Record extracts:

════════

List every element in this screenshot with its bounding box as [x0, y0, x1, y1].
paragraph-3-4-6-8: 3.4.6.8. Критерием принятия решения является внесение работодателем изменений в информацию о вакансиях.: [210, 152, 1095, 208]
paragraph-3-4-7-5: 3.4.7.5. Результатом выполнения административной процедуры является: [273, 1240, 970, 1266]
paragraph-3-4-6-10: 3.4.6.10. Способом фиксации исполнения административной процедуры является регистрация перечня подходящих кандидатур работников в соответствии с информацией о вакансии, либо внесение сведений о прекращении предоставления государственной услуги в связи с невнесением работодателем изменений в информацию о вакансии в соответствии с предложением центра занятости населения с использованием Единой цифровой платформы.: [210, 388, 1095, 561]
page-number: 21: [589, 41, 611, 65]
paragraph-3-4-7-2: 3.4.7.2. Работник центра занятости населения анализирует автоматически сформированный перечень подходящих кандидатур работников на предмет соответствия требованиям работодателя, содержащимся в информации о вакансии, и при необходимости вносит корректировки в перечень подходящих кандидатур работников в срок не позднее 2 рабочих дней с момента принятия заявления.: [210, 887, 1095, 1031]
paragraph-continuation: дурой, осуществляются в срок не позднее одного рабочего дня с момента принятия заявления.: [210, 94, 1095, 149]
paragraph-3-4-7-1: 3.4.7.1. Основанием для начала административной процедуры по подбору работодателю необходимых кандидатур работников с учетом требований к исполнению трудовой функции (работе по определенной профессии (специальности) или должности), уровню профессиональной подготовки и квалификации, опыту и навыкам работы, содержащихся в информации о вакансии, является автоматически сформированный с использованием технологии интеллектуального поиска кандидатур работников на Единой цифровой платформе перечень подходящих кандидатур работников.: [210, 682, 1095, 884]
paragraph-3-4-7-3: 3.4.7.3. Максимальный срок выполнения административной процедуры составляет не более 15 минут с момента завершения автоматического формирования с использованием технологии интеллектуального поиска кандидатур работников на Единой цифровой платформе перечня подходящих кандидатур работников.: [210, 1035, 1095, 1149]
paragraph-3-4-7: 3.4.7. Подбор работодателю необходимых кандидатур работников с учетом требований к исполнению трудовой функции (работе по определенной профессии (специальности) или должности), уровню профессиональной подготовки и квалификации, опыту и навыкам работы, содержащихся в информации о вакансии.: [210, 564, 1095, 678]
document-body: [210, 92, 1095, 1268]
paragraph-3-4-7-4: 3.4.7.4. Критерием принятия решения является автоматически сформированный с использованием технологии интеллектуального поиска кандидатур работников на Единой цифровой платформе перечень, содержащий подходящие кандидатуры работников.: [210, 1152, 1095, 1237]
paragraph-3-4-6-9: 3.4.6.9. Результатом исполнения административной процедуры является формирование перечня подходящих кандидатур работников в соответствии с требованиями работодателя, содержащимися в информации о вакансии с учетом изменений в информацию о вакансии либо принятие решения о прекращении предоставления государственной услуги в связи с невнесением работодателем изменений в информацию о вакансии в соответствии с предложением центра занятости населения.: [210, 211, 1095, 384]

════════

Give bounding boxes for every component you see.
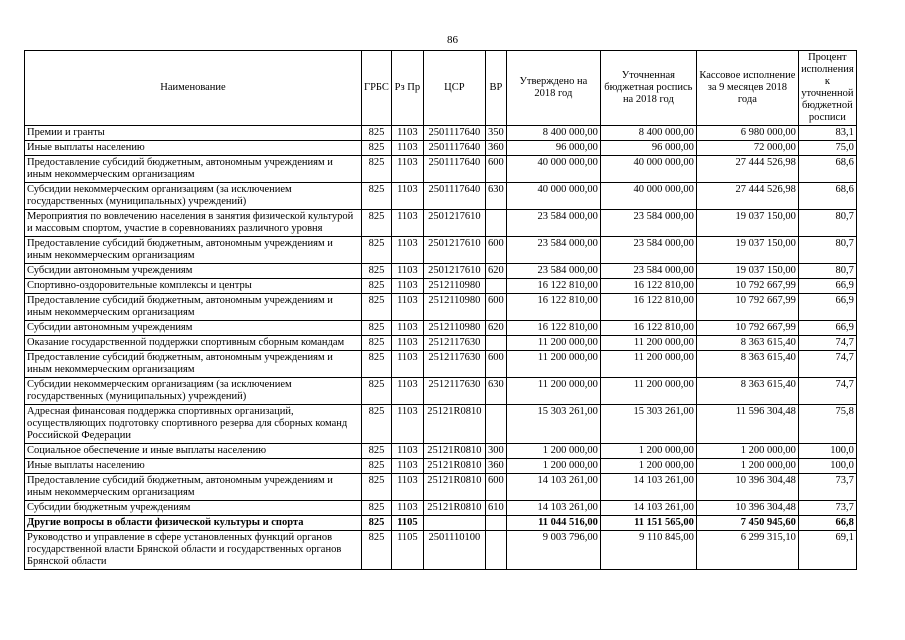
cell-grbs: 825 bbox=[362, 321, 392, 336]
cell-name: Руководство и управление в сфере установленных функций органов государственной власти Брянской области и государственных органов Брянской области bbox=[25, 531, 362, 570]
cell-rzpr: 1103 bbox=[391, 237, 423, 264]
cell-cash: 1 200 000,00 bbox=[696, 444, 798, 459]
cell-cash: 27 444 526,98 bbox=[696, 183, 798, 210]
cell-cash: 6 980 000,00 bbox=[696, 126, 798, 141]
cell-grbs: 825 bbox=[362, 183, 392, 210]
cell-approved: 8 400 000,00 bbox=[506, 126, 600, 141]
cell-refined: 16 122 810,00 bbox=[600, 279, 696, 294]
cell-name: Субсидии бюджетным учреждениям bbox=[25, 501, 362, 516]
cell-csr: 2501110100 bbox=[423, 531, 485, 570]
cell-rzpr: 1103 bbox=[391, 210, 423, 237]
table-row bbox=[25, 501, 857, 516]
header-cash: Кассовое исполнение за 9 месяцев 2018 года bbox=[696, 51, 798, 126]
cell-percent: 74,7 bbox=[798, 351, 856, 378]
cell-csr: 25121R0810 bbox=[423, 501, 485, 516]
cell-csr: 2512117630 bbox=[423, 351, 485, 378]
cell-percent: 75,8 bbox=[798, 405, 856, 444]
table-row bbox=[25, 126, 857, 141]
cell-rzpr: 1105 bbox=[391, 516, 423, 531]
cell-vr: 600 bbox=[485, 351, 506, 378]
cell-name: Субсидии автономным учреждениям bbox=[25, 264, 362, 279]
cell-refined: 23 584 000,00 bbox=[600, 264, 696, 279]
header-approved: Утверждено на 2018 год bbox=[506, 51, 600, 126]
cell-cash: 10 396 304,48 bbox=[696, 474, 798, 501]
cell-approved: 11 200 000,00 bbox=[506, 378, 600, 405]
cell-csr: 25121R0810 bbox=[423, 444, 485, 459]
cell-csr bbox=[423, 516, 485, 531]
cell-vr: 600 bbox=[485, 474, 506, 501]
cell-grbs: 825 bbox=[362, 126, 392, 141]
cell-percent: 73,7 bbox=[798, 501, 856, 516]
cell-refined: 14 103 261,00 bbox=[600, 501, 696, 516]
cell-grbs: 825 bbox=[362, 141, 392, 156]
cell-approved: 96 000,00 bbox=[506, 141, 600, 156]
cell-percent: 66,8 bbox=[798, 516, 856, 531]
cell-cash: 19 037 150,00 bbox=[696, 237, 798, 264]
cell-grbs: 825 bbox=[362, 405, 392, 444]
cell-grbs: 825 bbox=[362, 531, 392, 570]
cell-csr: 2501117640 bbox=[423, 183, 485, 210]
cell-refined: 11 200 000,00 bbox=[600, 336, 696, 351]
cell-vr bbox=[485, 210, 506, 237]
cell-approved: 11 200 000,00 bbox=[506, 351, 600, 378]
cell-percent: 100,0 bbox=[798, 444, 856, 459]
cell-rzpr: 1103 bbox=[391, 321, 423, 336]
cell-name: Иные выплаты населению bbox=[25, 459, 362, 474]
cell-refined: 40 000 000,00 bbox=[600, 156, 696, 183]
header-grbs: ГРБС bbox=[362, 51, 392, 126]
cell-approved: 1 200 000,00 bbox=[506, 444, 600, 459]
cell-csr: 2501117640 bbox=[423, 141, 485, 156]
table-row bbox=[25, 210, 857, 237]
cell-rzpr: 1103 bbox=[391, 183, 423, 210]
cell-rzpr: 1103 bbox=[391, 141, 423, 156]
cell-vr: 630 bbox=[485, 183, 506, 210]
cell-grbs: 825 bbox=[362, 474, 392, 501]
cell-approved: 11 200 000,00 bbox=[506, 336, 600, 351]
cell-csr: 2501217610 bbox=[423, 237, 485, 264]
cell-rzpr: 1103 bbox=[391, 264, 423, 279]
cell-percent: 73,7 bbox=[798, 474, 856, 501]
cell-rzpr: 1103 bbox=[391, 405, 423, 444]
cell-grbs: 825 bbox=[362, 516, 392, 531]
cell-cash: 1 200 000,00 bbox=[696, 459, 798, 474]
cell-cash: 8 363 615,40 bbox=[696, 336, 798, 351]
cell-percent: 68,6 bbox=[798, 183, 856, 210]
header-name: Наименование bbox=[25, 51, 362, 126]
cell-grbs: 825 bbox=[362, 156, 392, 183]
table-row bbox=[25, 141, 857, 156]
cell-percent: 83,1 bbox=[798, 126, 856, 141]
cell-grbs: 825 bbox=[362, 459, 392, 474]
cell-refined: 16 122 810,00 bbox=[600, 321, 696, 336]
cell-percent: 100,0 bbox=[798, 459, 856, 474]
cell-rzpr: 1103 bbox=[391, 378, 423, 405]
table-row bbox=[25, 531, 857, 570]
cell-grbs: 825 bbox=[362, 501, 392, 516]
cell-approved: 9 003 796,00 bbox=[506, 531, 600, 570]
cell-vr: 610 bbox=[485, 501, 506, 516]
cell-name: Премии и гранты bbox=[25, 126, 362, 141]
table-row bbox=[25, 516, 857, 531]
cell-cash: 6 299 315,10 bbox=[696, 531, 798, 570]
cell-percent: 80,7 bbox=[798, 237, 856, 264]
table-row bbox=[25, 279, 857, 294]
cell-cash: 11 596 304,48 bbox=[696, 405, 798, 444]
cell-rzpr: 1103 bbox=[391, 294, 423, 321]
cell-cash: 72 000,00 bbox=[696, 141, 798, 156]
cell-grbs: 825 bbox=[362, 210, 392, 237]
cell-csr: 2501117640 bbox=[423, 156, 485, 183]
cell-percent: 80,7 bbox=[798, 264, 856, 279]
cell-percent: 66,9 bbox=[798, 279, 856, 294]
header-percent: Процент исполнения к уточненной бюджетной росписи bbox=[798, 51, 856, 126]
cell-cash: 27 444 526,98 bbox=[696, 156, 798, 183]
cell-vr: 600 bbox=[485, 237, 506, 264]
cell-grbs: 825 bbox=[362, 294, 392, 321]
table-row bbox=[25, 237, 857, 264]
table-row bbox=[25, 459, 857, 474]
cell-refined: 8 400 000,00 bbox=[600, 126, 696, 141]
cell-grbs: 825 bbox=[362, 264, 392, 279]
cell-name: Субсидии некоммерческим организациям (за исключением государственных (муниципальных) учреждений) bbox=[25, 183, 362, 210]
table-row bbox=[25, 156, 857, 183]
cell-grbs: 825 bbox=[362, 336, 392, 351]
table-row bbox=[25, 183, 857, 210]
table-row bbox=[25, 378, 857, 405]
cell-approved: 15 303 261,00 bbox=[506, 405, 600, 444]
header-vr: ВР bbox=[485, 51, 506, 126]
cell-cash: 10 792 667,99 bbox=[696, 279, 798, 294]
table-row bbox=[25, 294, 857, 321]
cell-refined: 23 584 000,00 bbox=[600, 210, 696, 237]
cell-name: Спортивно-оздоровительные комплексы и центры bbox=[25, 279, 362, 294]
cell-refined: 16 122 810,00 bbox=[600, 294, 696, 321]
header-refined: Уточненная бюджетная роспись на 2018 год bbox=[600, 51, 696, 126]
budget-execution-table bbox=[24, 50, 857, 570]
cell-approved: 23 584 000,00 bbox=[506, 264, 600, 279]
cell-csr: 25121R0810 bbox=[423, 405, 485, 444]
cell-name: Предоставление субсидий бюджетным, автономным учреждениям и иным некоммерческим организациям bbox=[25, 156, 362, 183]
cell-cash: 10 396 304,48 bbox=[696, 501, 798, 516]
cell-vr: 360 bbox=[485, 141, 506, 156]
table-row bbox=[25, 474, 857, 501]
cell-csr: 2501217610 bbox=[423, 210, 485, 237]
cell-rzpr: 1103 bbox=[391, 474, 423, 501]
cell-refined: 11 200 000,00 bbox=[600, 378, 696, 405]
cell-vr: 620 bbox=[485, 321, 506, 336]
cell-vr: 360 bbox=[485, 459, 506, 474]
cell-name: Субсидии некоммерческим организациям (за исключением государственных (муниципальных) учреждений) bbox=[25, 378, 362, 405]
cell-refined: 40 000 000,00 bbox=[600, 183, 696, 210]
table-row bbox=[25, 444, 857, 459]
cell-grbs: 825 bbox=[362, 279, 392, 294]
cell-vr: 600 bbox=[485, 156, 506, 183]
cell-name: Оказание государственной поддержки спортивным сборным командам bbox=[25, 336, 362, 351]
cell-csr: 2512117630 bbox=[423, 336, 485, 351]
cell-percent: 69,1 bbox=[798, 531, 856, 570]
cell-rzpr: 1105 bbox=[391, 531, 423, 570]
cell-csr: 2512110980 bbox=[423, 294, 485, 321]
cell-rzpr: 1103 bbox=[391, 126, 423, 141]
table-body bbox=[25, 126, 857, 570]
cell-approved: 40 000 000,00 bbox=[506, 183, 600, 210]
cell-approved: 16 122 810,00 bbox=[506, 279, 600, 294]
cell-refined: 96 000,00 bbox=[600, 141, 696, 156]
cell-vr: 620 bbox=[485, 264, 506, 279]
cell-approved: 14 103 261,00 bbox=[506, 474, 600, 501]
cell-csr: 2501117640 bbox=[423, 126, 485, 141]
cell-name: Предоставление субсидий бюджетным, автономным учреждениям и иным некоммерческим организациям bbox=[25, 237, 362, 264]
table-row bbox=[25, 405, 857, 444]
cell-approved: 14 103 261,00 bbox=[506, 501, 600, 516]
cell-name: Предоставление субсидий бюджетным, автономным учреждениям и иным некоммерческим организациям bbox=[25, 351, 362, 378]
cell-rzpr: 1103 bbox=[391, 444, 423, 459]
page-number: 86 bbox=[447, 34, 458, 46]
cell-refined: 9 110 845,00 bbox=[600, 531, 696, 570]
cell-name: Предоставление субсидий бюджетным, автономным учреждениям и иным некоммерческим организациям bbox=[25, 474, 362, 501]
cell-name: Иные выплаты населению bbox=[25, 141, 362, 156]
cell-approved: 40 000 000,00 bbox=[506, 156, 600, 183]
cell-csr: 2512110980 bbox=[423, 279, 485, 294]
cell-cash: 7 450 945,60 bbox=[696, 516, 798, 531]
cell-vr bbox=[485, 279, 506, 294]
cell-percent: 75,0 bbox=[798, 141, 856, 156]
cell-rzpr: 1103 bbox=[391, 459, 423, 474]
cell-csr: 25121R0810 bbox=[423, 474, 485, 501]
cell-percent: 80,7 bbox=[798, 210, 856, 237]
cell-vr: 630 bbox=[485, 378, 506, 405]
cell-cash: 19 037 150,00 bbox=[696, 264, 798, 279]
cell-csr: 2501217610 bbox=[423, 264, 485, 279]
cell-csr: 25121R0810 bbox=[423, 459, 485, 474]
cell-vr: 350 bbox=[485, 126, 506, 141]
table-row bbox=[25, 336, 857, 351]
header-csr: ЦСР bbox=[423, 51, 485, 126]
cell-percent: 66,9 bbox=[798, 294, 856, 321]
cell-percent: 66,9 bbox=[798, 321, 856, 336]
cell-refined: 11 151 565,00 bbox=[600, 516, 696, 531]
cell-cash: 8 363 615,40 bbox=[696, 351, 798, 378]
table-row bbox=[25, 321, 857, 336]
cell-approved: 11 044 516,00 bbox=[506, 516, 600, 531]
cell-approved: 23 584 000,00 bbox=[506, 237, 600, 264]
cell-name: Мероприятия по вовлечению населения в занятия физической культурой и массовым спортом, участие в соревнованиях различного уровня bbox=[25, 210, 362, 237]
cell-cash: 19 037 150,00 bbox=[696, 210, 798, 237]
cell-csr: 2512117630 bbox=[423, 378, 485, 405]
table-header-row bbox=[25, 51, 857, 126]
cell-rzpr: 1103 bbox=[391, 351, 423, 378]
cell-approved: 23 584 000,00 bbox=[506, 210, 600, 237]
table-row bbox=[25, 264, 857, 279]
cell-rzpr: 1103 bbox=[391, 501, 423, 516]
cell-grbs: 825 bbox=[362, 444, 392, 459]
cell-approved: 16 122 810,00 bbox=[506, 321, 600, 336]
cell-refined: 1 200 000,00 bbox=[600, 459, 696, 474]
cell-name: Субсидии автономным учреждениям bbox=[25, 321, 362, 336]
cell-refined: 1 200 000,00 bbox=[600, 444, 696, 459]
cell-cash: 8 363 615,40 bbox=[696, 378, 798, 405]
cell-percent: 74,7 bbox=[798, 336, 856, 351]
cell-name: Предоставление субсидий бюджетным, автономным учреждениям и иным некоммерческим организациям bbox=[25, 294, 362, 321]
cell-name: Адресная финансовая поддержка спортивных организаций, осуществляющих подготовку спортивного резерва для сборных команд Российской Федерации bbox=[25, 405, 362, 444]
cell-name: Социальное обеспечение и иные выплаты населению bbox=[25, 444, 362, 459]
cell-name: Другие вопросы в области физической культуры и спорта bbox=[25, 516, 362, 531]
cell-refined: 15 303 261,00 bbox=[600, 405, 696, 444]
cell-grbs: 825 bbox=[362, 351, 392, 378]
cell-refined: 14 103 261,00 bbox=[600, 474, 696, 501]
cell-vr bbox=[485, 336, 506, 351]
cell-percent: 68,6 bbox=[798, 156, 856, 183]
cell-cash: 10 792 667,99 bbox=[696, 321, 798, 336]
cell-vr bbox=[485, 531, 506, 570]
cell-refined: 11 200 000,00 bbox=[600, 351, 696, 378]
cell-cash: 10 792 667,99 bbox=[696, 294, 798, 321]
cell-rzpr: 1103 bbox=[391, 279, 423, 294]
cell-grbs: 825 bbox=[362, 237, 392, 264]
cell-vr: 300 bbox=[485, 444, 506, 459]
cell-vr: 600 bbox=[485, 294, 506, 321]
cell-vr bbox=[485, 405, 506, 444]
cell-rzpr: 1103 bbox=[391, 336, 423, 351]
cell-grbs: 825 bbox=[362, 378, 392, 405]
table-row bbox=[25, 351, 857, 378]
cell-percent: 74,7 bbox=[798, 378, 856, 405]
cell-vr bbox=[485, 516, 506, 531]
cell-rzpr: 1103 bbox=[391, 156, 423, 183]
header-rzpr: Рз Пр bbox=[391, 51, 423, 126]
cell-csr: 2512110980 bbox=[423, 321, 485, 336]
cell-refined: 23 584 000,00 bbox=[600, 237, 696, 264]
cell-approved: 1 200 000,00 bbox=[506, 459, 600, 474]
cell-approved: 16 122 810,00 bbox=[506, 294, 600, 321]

════════

Request: Revise the items starting with the line with "List every element" and going on through the line with "paragraph-3-4-6-8: 3.4.6.8. Критерием", putting "enclosing rectangle" in place of "bounding box" and leaving everything else unchanged. Give only those lines.

Written response:
List every element in this screenshot with its enclosing rectangle as [x0, y0, x1, y1].
paragraph-3-4-6-8: 3.4.6.8. Критерием принятия решения является внесение работодателем изменений в информацию о вакансиях.: [210, 152, 1095, 208]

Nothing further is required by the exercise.